[Stored data]

****************************************

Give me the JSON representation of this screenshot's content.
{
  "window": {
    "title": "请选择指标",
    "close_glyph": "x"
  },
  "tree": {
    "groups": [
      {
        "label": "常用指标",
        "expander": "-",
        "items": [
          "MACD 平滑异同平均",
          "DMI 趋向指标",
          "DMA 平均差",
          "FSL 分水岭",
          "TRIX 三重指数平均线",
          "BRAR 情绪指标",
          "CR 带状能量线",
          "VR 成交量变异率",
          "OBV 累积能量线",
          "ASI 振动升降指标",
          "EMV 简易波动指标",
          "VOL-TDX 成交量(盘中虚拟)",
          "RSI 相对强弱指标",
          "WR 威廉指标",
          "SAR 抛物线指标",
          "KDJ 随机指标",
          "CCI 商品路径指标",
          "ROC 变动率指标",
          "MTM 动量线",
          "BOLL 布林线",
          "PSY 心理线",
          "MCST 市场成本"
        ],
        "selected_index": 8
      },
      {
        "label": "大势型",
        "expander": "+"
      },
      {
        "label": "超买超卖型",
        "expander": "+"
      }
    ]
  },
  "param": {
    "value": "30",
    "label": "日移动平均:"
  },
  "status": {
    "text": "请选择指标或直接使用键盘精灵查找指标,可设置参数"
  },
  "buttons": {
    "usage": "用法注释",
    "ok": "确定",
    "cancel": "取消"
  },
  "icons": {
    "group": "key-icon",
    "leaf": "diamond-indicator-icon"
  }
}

****************************************

Instructions for the task: On how many lines does the word "label" appear? Answer with only the number.

Answer to this task: 4